■ **EXERCISE PROMPT**
Without altering anything, output the material below.

■ **MATERIAL FOR THIS EXERCISE**
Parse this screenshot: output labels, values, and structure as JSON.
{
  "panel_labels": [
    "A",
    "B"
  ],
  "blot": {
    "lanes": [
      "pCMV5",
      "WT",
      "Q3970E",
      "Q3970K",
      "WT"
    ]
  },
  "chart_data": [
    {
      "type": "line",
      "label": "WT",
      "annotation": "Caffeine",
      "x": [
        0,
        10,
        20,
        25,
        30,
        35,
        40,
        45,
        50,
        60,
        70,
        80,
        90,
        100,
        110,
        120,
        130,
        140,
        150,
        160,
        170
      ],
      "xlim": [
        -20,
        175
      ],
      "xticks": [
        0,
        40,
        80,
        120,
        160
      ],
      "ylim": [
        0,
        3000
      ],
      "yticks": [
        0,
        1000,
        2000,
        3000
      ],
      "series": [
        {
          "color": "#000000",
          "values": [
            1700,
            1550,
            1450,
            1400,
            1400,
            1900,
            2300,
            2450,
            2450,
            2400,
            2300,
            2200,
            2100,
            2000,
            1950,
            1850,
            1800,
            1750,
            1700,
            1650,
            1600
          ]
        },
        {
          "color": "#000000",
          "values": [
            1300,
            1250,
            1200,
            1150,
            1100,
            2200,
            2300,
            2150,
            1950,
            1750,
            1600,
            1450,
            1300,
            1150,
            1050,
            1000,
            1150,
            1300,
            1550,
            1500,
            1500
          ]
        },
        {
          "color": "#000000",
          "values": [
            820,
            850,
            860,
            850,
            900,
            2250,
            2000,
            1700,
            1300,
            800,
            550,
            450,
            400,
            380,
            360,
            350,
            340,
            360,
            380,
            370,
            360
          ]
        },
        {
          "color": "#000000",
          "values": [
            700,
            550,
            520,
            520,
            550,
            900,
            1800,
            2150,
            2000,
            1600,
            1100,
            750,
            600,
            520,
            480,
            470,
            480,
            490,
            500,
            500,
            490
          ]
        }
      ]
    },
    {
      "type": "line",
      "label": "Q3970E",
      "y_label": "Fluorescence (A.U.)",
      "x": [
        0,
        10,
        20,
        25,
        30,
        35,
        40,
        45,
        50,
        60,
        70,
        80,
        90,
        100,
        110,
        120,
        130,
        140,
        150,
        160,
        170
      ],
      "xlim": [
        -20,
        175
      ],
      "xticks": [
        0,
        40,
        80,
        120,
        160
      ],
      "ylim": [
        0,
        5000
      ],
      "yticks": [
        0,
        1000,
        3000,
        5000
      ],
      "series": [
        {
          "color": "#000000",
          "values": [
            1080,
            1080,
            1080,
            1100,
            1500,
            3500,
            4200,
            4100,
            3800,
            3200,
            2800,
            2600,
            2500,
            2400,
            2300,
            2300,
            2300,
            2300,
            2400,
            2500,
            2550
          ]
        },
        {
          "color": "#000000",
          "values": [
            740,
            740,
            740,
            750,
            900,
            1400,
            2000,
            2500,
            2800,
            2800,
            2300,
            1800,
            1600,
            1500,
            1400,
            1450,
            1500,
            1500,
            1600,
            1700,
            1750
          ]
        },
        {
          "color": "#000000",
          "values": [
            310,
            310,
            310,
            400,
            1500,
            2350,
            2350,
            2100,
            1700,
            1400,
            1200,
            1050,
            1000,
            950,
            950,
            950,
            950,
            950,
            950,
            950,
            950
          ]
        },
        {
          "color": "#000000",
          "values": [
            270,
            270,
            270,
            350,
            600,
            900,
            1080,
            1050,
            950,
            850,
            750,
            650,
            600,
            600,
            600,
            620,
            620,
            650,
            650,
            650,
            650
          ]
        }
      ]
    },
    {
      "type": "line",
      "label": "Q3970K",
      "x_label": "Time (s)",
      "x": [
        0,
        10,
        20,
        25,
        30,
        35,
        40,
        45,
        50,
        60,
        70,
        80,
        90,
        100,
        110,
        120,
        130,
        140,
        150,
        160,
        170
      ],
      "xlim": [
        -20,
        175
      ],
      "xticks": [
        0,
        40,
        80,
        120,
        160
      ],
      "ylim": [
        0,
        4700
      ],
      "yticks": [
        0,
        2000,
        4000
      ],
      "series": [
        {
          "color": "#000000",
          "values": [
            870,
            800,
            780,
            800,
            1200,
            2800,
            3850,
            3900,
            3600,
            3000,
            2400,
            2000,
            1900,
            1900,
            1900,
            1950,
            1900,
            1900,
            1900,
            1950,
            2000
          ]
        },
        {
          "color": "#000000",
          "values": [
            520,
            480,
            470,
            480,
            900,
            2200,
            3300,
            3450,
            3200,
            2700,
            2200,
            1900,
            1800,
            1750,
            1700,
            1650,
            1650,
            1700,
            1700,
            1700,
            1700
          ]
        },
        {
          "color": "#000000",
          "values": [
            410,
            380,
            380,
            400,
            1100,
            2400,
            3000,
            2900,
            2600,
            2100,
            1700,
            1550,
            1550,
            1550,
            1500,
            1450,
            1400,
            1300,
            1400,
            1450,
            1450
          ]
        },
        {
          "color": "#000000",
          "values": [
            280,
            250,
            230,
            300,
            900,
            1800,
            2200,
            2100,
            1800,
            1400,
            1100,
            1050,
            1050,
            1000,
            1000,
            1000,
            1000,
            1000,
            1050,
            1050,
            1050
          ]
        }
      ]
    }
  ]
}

■ **TASK ANSWER**
Parse this screenshot: output labels, values, and structure as JSON.
{
  "panel_labels": [
    "A",
    "B"
  ],
  "blot": {
    "lanes": [
      "pCMV5",
      "WT",
      "Q3970E",
      "Q3970K",
      "WT"
    ]
  },
  "chart_data": [
    {
      "type": "line",
      "label": "WT",
      "annotation": "Caffeine",
      "x": [
        0,
        10,
        20,
        25,
        30,
        35,
        40,
        45,
        50,
        60,
        70,
        80,
        90,
        100,
        110,
        120,
        130,
        140,
        150,
        160,
        170
      ],
      "xlim": [
        -20,
        175
      ],
      "xticks": [
        0,
        40,
        80,
        120,
        160
      ],
      "ylim": [
        0,
        3000
      ],
      "yticks": [
        0,
        1000,
        2000,
        3000
      ],
      "series": [
        {
          "color": "#000000",
          "values": [
            1700,
            1550,
            1450,
            1400,
            1400,
            1900,
            2300,
            2450,
            2450,
            2400,
            2300,
            2200,
            2100,
            2000,
            1950,
            1850,
            1800,
            1750,
            1700,
            1650,
            1600
          ]
        },
        {
          "color": "#000000",
          "values": [
            1300,
            1250,
            1200,
            1150,
            1100,
            2200,
            2300,
            2150,
            1950,
            1750,
            1600,
            1450,
            1300,
            1150,
            1050,
            1000,
            1150,
            1300,
            1550,
            1500,
            1500
          ]
        },
        {
          "color": "#000000",
          "values": [
            820,
            850,
            860,
            850,
            900,
            2250,
            2000,
            1700,
            1300,
            800,
            550,
            450,
            400,
            380,
            360,
            350,
            340,
            360,
            380,
            370,
            360
          ]
        },
        {
          "color": "#000000",
          "values": [
            700,
            550,
            520,
            520,
            550,
            900,
            1800,
            2150,
            2000,
            1600,
            1100,
            750,
            600,
            520,
            480,
            470,
            480,
            490,
            500,
            500,
            490
          ]
        }
      ]
    },
    {
      "type": "line",
      "label": "Q3970E",
      "y_label": "Fluorescence (A.U.)",
      "x": [
        0,
        10,
        20,
        25,
        30,
        35,
        40,
        45,
        50,
        60,
        70,
        80,
        90,
        100,
        110,
        120,
        130,
        140,
        150,
        160,
        170
      ],
      "xlim": [
        -20,
        175
      ],
      "xticks": [
        0,
        40,
        80,
        120,
        160
      ],
      "ylim": [
        0,
        5000
      ],
      "yticks": [
        0,
        1000,
        3000,
        5000
      ],
      "series": [
        {
          "color": "#000000",
          "values": [
            1080,
            1080,
            1080,
            1100,
            1500,
            3500,
            4200,
            4100,
            3800,
            3200,
            2800,
            2600,
            2500,
            2400,
            2300,
            2300,
            2300,
            2300,
            2400,
            2500,
            2550
          ]
        },
        {
          "color": "#000000",
          "values": [
            740,
            740,
            740,
            750,
            900,
            1400,
            2000,
            2500,
            2800,
            2800,
            2300,
            1800,
            1600,
            1500,
            1400,
            1450,
            1500,
            1500,
            1600,
            1700,
            1750
          ]
        },
        {
          "color": "#000000",
          "values": [
            310,
            310,
            310,
            400,
            1500,
            2350,
            2350,
            2100,
            1700,
            1400,
            1200,
            1050,
            1000,
            950,
            950,
            950,
            950,
            950,
            950,
            950,
            950
          ]
        },
        {
          "color": "#000000",
          "values": [
            270,
            270,
            270,
            350,
            600,
            900,
            1080,
            1050,
            950,
            850,
            750,
            650,
            600,
            600,
            600,
            620,
            620,
            650,
            650,
            650,
            650
          ]
        }
      ]
    },
    {
      "type": "line",
      "label": "Q3970K",
      "x_label": "Time (s)",
      "x": [
        0,
        10,
        20,
        25,
        30,
        35,
        40,
        45,
        50,
        60,
        70,
        80,
        90,
        100,
        110,
        120,
        130,
        140,
        150,
        160,
        170
      ],
      "xlim": [
        -20,
        175
      ],
      "xticks": [
        0,
        40,
        80,
        120,
        160
      ],
      "ylim": [
        0,
        4700
      ],
      "yticks": [
        0,
        2000,
        4000
      ],
      "series": [
        {
          "color": "#000000",
          "values": [
            870,
            800,
            780,
            800,
            1200,
            2800,
            3850,
            3900,
            3600,
            3000,
            2400,
            2000,
            1900,
            1900,
            1900,
            1950,
            1900,
            1900,
            1900,
            1950,
            2000
          ]
        },
        {
          "color": "#000000",
          "values": [
            520,
            480,
            470,
            480,
            900,
            2200,
            3300,
            3450,
            3200,
            2700,
            2200,
            1900,
            1800,
            1750,
            1700,
            1650,
            1650,
            1700,
            1700,
            1700,
            1700
          ]
        },
        {
          "color": "#000000",
          "values": [
            410,
            380,
            380,
            400,
            1100,
            2400,
            3000,
            2900,
            2600,
            2100,
            1700,
            1550,
            1550,
            1550,
            1500,
            1450,
            1400,
            1300,
            1400,
            1450,
            1450
          ]
        },
        {
          "color": "#000000",
          "values": [
            280,
            250,
            230,
            300,
            900,
            1800,
            2200,
            2100,
            1800,
            1400,
            1100,
            1050,
            1050,
            1000,
            1000,
            1000,
            1000,
            1000,
            1050,
            1050,
            1050
          ]
        }
      ]
    }
  ]
}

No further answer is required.